Provided passage =>
[opencms-dev] Developed an XML Indexer for Lucene but getting error - EOF

Alex ! kingofkingston at hotmail.com
Sat Mar 13 08:08:02 CET 2004


Ok so I think I'm alsmost done but now when the cron runs (yes it is 
mysteriously begun working!), I get the following error,  for a premature 
end of file? any ideas? the way i am retrievin the file contents is as 
follows:

			in = new ByteArrayInputStream(f.getContents());
			is = new InputSource(in);
			xr.parse(is);

where: 	private XMLReader xr
	private InputStream in
	private InputSource is


Error output form OCMS log:

[13.03.2004 06:58:10] <opencms_cronscheduler> Starting job for 
com.opencms.core.CmsCronEntry{58 6 * * * admin Administrators 
net.grcomputing.opencms.search.lucene.CronIndexManager 
createIndex=true,registry=C:/dev/java/tomcat-4.1.27/webapps/opencms/WEB-INF/config/epfolio_uk_lucene_registry.xml}
[13.03.2004 06:58:10] <opencms_info>
=====IndexManager=============================================================
[13.03.2004 06:58:10] <opencms_info> Analyzer: 
org.apache.lucene.analysis.standard.StandardAnalyzer
[13.03.2004 06:58:10] <opencms_info> Extension map exists to handle XML
[13.03.2004 06:58:10] <opencms_info> Page DocumentFactory loaded
[13.03.2004 06:58:10] <opencms_info> IndexManager: indexing /test/
[13.03.2004 06:58:10] <opencms_critical> IndexManager: CMS Error processing 
file test_xml.xml: com.opencms.core.CmsException: 0 Unknown exception. 
Detailed error: Premature end of file..
[13.03.2004 06:58:10] <opencms_info> IndexManager: indexing /test/xml/
[13.03.2004 06:58:10] <opencms_critical> IndexManager: CMS Error processing 
file article5.xml: com.opencms.core.CmsException: 0 Unknown exception. 
Detailed error: Premature end of file..
[13.03.2004 06:58:10] <opencms_critical> IndexManager: CMS Error processing 
file article7.xml: com.opencms.core.CmsException: 0 Unknown exception. 
Detailed error: Premature end of file..
[13.03.2004 06:58:10] <opencms_info> IndexManager: 4 documents are being 
processed
[13.03.2004 06:58:10] <opencms_info> IndexManager:  Index has been 
optimized.

Aim A => In the forum post, what detailed error does the log show for the file article5.xml?
The forum post and the listing have nothing to do with each other.

Layout element notes

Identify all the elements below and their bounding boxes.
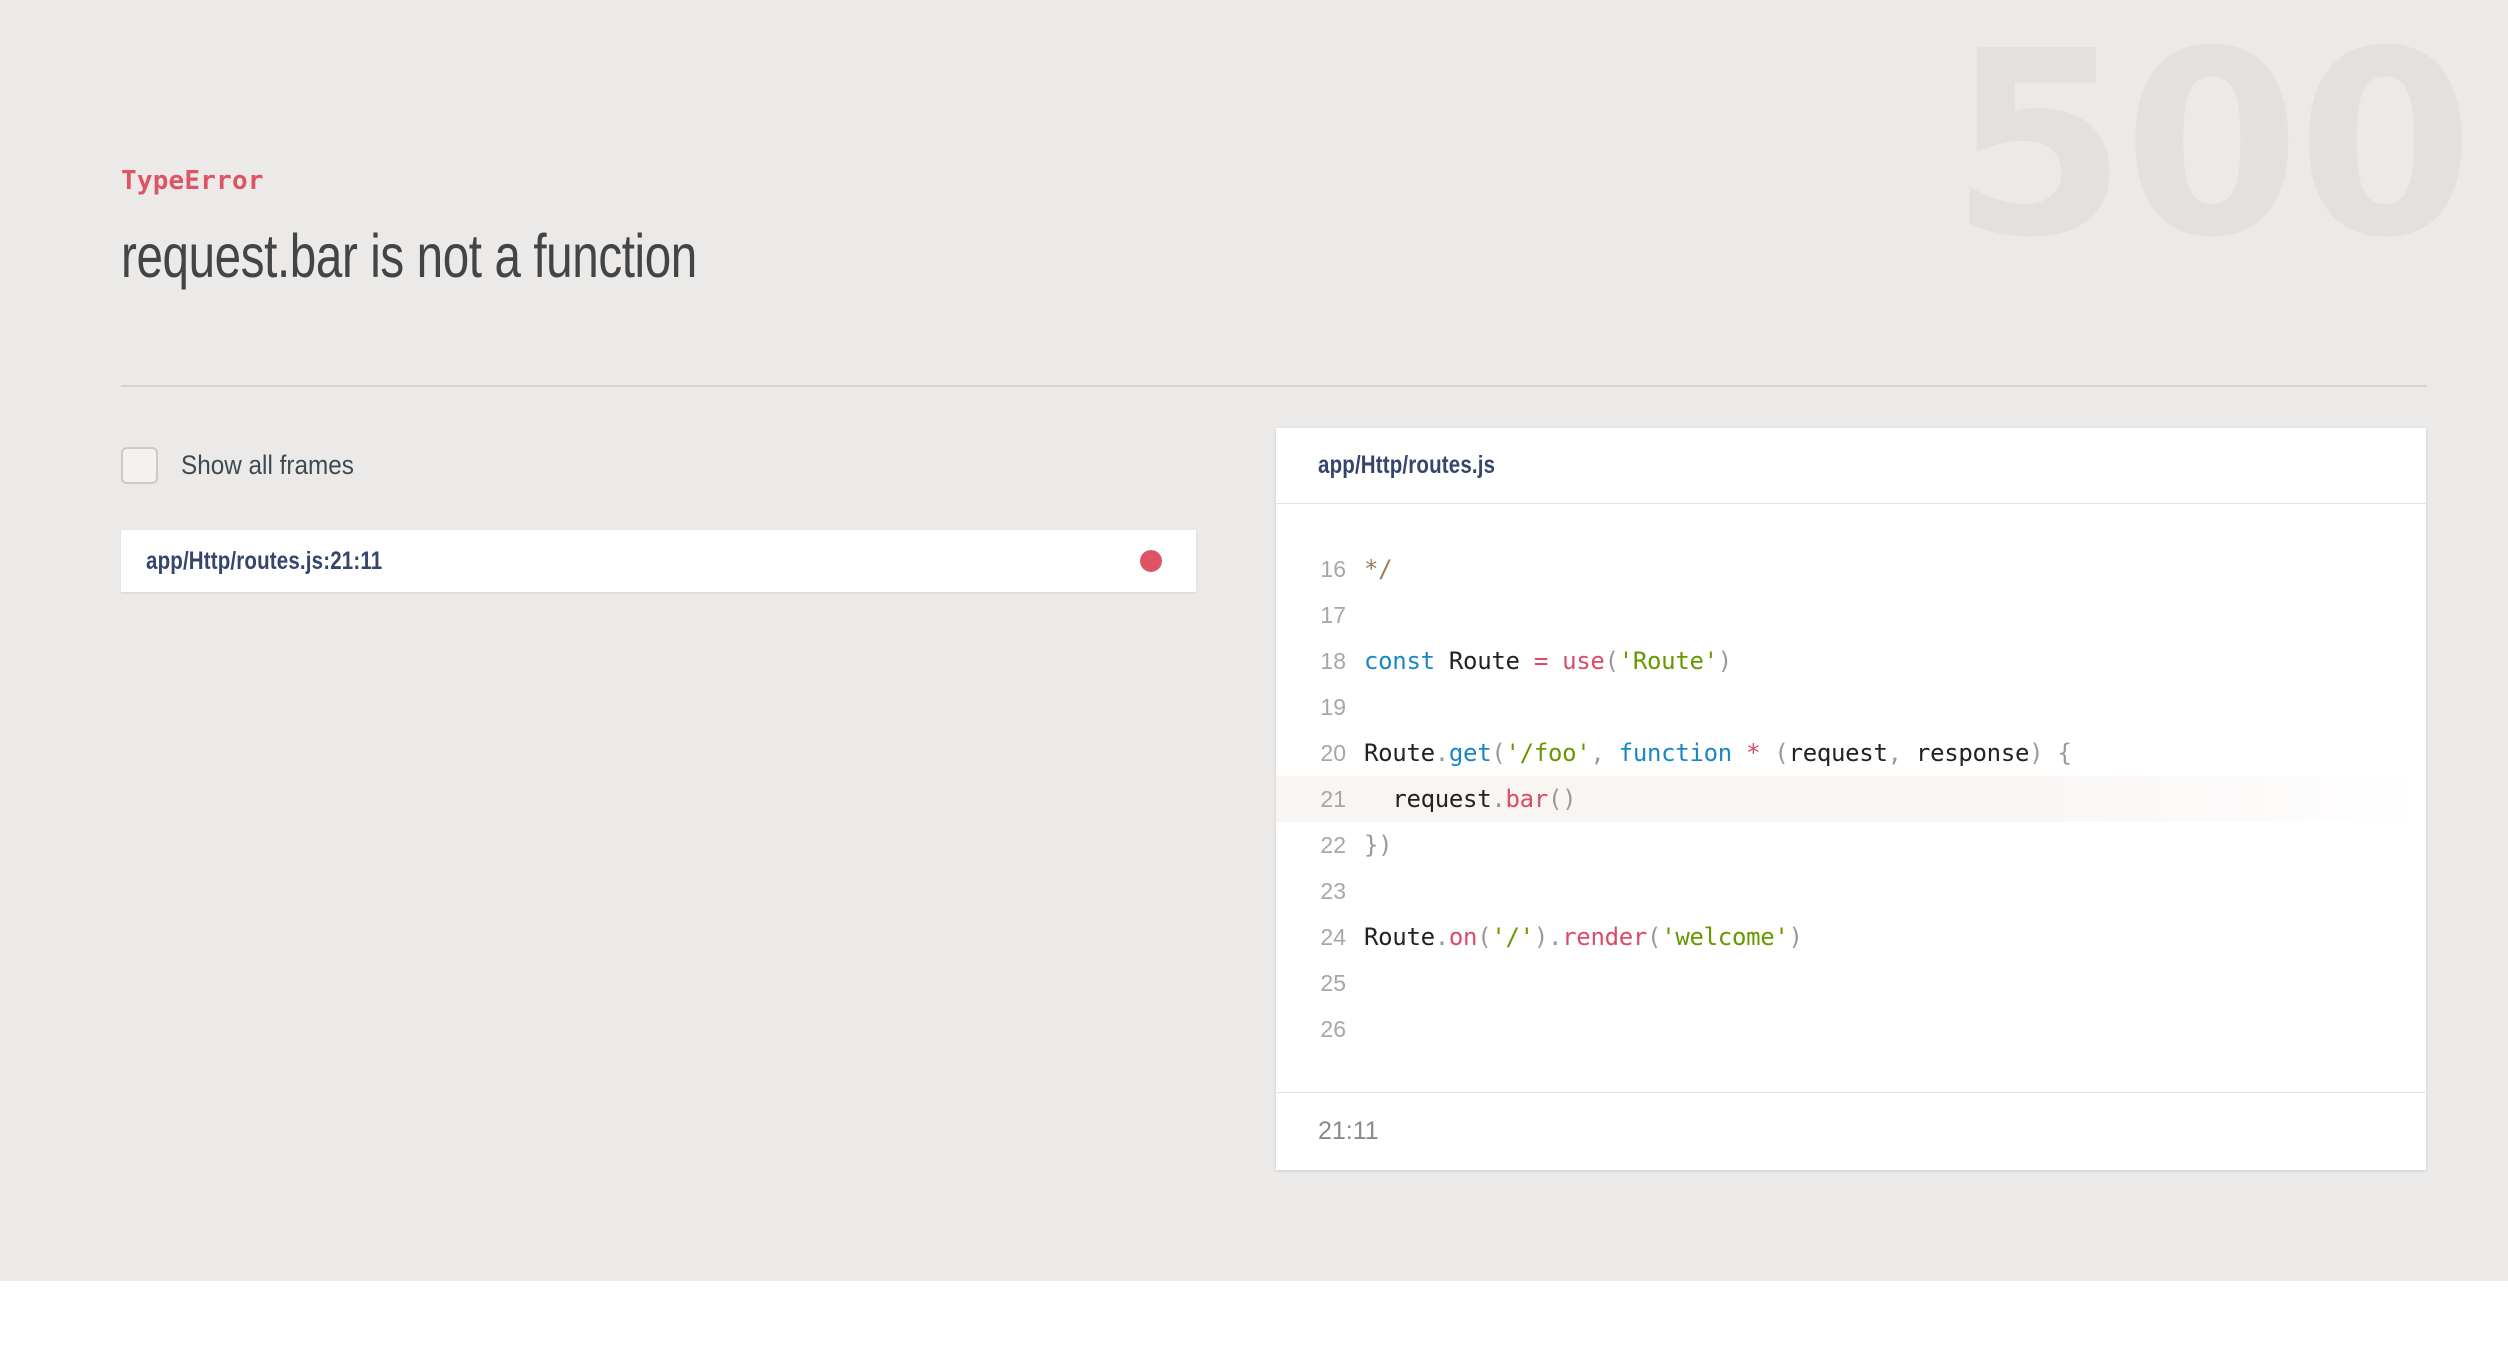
status-code-watermark: 500 — [1950, 18, 2470, 273]
code-token: bar — [1506, 785, 1548, 813]
code-line: 23 — [1276, 868, 2426, 914]
show-all-frames-toggle[interactable]: Show all frames — [121, 442, 1196, 488]
code-line-number: 23 — [1276, 878, 1364, 905]
code-token: '/foo' — [1506, 739, 1591, 767]
code-line: 19 — [1276, 684, 2426, 730]
code-token: { — [2057, 739, 2071, 767]
error-header: TypeError request.bar is not a function — [121, 168, 859, 290]
frame-list-item[interactable]: app/Http/routes.js:21:11 — [121, 530, 1196, 592]
code-token: response — [1916, 739, 2029, 767]
frame-list: app/Http/routes.js:21:11 — [121, 530, 1196, 592]
code-token: get — [1449, 739, 1491, 767]
code-token — [1435, 647, 1449, 675]
code-line: 26 — [1276, 1006, 2426, 1052]
code-token: ) — [1789, 923, 1803, 951]
code-token: ( — [1605, 647, 1619, 675]
code-token: ( — [1774, 739, 1788, 767]
code-token: request — [1392, 785, 1491, 813]
code-token: render — [1562, 923, 1647, 951]
code-token: request — [1789, 739, 1888, 767]
code-line: 17 — [1276, 592, 2426, 638]
code-token: . — [1435, 923, 1449, 951]
code-token: } — [1364, 831, 1378, 859]
code-line: 22}) — [1276, 822, 2426, 868]
code-line-number: 18 — [1276, 648, 1364, 675]
code-line-number: 20 — [1276, 740, 1364, 767]
code-token: Route — [1449, 647, 1520, 675]
code-line-content: Route.get('/foo', function * (request, r… — [1364, 739, 2072, 767]
show-all-frames-checkbox[interactable] — [121, 447, 158, 484]
code-token: function — [1619, 739, 1732, 767]
code-line-number: 26 — [1276, 1016, 1364, 1043]
code-line-content: Route.on('/').render('welcome') — [1364, 923, 1803, 951]
code-token: on — [1449, 923, 1477, 951]
code-line-number: 21 — [1276, 786, 1364, 813]
code-line: 16*/ — [1276, 546, 2426, 592]
code-line-content: */ — [1364, 555, 1392, 583]
code-line-number: 19 — [1276, 694, 1364, 721]
error-type-label: TypeError — [121, 168, 859, 194]
code-token: ( — [1647, 923, 1661, 951]
code-token — [2043, 739, 2057, 767]
frame-item-label: app/Http/routes.js:21:11 — [146, 547, 382, 576]
code-token: ) — [1718, 647, 1732, 675]
code-token: * — [1746, 739, 1760, 767]
code-token: . — [1548, 923, 1562, 951]
code-token: const — [1364, 647, 1435, 675]
code-token: 'welcome' — [1661, 923, 1788, 951]
code-token: ) — [1534, 923, 1548, 951]
header-divider — [121, 385, 2427, 387]
code-token — [1364, 785, 1392, 813]
code-token: ( — [1477, 923, 1491, 951]
code-line-content: request.bar() — [1364, 785, 1576, 813]
code-line-number: 24 — [1276, 924, 1364, 951]
code-token: */ — [1364, 555, 1392, 583]
code-line-number: 17 — [1276, 602, 1364, 629]
code-line: 20Route.get('/foo', function * (request,… — [1276, 730, 2426, 776]
error-message-title: request.bar is not a function — [121, 224, 697, 290]
code-token: 'Route' — [1619, 647, 1718, 675]
error-page: 500 TypeError request.bar is not a funct… — [0, 0, 2508, 1354]
code-token: = — [1534, 647, 1548, 675]
code-line: 24Route.on('/').render('welcome') — [1276, 914, 2426, 960]
code-token: () — [1548, 785, 1576, 813]
code-token: ( — [1491, 739, 1505, 767]
code-preview-panel: app/Http/routes.js 16*/1718const Route =… — [1276, 428, 2426, 1170]
code-token — [1520, 647, 1534, 675]
code-line: 25 — [1276, 960, 2426, 1006]
code-token: ) — [2029, 739, 2043, 767]
code-token: Route — [1364, 923, 1435, 951]
frame-active-dot-icon — [1140, 550, 1162, 572]
code-token: . — [1491, 785, 1505, 813]
code-line-number: 22 — [1276, 832, 1364, 859]
code-line-content: const Route = use('Route') — [1364, 647, 1732, 675]
code-token: Route — [1364, 739, 1435, 767]
code-position-indicator: 21:11 — [1318, 1117, 1379, 1146]
code-token: , — [1590, 739, 1604, 767]
code-token — [1605, 739, 1619, 767]
code-token: use — [1562, 647, 1604, 675]
frames-column: Show all frames app/Http/routes.js:21:11 — [121, 442, 1196, 592]
code-panel-header: app/Http/routes.js — [1276, 428, 2426, 504]
code-lines-container: 16*/1718const Route = use('Route')1920Ro… — [1276, 504, 2426, 1092]
code-line-number: 25 — [1276, 970, 1364, 997]
code-token — [1760, 739, 1774, 767]
code-token — [1732, 739, 1746, 767]
code-token: ) — [1378, 831, 1392, 859]
code-token: . — [1435, 739, 1449, 767]
code-token — [1902, 739, 1916, 767]
show-all-frames-label: Show all frames — [181, 450, 354, 481]
code-panel-footer: 21:11 — [1276, 1092, 2426, 1170]
code-line: 18const Route = use('Route') — [1276, 638, 2426, 684]
code-panel-filename: app/Http/routes.js — [1318, 451, 1495, 480]
code-token — [1548, 647, 1562, 675]
code-line-number: 16 — [1276, 556, 1364, 583]
code-token: , — [1888, 739, 1902, 767]
code-line-content: }) — [1364, 831, 1392, 859]
code-token: '/' — [1491, 923, 1533, 951]
code-line: 21 request.bar() — [1276, 776, 2426, 822]
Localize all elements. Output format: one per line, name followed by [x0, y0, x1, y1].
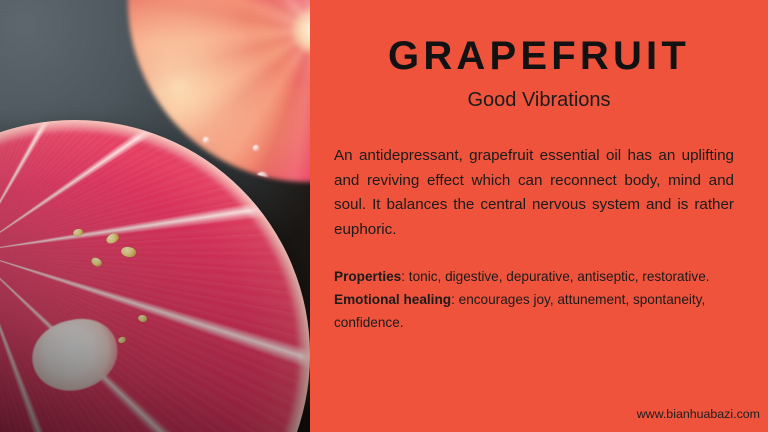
- photo-grain-overlay: [0, 0, 310, 432]
- grapefruit-photo-panel: [0, 0, 310, 432]
- fact-label: Properties: [334, 269, 401, 284]
- fact-row: Emotional healing: encourages joy, attun…: [334, 288, 734, 335]
- page-subtitle: Good Vibrations: [310, 90, 768, 110]
- body-text-block: An antidepressant, grapefruit essential …: [334, 144, 734, 335]
- fact-row: Properties: tonic, digestive, depurative…: [334, 265, 734, 288]
- facts-list: Properties: tonic, digestive, depurative…: [334, 265, 734, 335]
- page-title: GRAPEFRUIT: [310, 36, 768, 76]
- slide-canvas: GRAPEFRUIT Good Vibrations An antidepres…: [0, 0, 768, 432]
- intro-paragraph: An antidepressant, grapefruit essential …: [334, 144, 734, 243]
- website-url: www.bianhuabazi.com: [637, 408, 760, 420]
- fact-text: : tonic, digestive, depurative, antisept…: [401, 269, 709, 284]
- fact-label: Emotional healing: [334, 292, 451, 307]
- content-panel: GRAPEFRUIT Good Vibrations An antidepres…: [310, 0, 768, 432]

Aim B => Return every line of the listing that contains the string "item", matching case exactly.

Problem solution A => Premature end of file.

Problem solution B =>
frame-list-item[interactable]: app/Http/routes.js:21:11 — [121, 530, 1196, 592]
frame-item-label: app/Http/routes.js:21:11 — [146, 547, 382, 576]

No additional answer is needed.